:: ОТРЫВОК ТЕКСТА ::
++++++++++++++++++++

Дорз / The Doors (1991)
Черненко Мирон. За синдромом — синдром // Искусство кино. – 1991, № 12. – С. 56-58.
Мирон Черненко
За синдромом – синдром
14 июля
С каждым годом писать о фестивале становится все труднее, не говоря уже о том, что писать – еще полбеды, а вот смотреть фильмы – это полторы беды с лишком.
Впрочем, на долю каждого из нас приходится всего один фестивальный день, так что при желании можно было все остальные одиннадцать провести в задушевных беседах с разноязычными приятелями, а при случае напроситься к ним на соответствующие зарубежные фестивали, где фильмы ничем не лучше, чем в Москве, а денежные знаки куда весомее, не говоря уже о качестве и количестве харча и отсутствии тараканов в отеле… К сожалению, придется признаться, что в этом деле я почему-то не преуспел – то ли по возрасту, то ли из-за жары, то ли из-за возросшей конкуренции подросшего поколения, и охватить директоров всех международных кинофестивалей, оказавшихся в гостинице «Россия», мне на этот раз не удалось.
Тем не менее фестиваль прошел хорошо, особенно по количеству приемов, из которых особо гастрономическое впечатление произвели на меня праздники, учиненные Российской товарной биржей, объединением «Фора-фильм» и Гильдией советских киноактеров; а также по завидному постоянству давно и подробно знакомых кинематографических фигур, непринужденно передвигавшихся с полными тарелками от одного стола к другому, чтобы затем, прожевав и откашлявшись, сообщать миллионам телезрителей свое благородное негодование по поводу пира во время чумы.

++++++++++++++++++++

:: ИЗВЛЕЧЁННЫЕ СТРОКИ ::
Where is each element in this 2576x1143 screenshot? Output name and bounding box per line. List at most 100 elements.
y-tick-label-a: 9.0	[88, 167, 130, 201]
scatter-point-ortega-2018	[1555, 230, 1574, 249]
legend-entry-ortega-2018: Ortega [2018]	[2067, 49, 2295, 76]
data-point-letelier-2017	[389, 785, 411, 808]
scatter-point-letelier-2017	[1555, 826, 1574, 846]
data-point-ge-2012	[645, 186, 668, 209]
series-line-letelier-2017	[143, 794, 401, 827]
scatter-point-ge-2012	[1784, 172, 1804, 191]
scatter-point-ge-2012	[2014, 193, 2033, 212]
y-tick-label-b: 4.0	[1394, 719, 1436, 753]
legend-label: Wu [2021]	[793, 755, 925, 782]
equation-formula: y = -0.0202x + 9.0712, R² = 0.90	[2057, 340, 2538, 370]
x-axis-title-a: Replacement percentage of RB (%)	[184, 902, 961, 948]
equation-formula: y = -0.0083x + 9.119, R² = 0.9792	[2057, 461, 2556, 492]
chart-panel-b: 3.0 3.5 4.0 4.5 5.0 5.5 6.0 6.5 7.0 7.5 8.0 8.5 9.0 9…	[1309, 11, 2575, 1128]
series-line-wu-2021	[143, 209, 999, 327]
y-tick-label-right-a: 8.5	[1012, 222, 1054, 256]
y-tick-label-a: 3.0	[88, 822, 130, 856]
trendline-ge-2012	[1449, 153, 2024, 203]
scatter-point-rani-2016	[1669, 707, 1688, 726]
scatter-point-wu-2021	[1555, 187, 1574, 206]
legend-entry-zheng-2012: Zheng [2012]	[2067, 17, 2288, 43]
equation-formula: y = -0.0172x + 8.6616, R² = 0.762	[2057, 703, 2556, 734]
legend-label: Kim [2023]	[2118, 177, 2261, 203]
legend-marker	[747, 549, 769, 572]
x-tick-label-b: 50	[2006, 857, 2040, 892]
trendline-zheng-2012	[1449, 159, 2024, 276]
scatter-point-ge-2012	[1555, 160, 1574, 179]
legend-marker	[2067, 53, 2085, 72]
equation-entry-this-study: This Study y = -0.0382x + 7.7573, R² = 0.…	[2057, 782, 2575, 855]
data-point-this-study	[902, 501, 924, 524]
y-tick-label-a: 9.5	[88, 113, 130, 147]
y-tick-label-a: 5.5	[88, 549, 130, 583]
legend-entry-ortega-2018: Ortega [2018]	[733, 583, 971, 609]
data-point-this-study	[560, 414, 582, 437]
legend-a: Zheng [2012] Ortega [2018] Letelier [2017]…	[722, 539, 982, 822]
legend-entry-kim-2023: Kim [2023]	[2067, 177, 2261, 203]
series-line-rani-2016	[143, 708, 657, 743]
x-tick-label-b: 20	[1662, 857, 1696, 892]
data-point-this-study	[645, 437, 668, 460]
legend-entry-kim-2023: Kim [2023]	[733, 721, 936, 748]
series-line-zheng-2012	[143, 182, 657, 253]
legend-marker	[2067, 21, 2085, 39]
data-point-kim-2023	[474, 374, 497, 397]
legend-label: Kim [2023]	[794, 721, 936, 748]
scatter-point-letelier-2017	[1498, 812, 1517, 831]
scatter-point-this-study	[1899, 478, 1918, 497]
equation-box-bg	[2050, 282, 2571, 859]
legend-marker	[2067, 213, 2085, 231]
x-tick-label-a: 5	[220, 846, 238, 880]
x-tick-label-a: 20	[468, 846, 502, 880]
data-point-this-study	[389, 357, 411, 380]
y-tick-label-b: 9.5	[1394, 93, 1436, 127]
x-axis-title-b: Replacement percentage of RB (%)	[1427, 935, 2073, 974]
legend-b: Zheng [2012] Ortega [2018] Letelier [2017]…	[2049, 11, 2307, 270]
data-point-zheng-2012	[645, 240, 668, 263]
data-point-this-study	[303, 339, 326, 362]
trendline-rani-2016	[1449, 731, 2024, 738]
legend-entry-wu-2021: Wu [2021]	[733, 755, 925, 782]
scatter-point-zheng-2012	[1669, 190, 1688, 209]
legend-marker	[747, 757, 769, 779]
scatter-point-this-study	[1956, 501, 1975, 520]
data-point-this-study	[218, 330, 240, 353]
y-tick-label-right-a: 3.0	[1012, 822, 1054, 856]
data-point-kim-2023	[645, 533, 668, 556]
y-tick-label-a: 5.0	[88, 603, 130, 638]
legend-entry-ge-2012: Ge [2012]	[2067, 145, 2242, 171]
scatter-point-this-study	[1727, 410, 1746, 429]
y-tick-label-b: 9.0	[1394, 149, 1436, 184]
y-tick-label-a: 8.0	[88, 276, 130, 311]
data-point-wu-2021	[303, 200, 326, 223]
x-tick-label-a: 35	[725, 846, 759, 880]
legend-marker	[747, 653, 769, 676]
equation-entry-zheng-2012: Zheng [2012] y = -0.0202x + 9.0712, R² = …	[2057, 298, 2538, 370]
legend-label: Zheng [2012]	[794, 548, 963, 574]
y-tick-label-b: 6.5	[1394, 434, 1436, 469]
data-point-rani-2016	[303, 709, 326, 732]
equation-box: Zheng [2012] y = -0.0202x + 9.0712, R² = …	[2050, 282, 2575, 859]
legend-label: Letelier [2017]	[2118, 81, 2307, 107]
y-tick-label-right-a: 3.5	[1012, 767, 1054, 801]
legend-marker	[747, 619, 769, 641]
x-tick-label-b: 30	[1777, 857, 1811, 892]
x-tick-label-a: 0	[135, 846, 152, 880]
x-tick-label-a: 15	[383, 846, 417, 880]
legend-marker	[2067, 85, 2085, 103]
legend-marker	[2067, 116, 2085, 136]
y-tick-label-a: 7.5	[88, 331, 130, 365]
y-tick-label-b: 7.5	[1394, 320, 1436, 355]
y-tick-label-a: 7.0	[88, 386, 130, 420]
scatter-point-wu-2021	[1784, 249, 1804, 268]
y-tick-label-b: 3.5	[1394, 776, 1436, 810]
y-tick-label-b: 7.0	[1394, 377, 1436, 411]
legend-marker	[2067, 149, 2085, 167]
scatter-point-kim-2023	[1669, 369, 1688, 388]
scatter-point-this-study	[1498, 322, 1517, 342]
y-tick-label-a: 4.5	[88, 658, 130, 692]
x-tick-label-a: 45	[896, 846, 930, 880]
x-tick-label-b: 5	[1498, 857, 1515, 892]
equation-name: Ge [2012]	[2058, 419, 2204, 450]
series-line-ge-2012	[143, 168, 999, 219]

++++++++++++++++++++

:: ЗАДАНИЕ ::
Ответьте по отрывку текста о кинофестивале:
(a) Сколько остальных фестивальных дней, по словам автора, можно было провести в беседах с приятелями?
(b) В какой гостинице оказались директора международных кинофестивалей?
(c) Кто устроил приёмы, которые особенно впечатлили автора угощением?

:: ОТВЕТ ::
(a) Одиннадцать.
(b) В гостинице «Россия».
(c) Российская товарная биржа, объединение «Фора-фильм» и Гильдия советских киноактеров.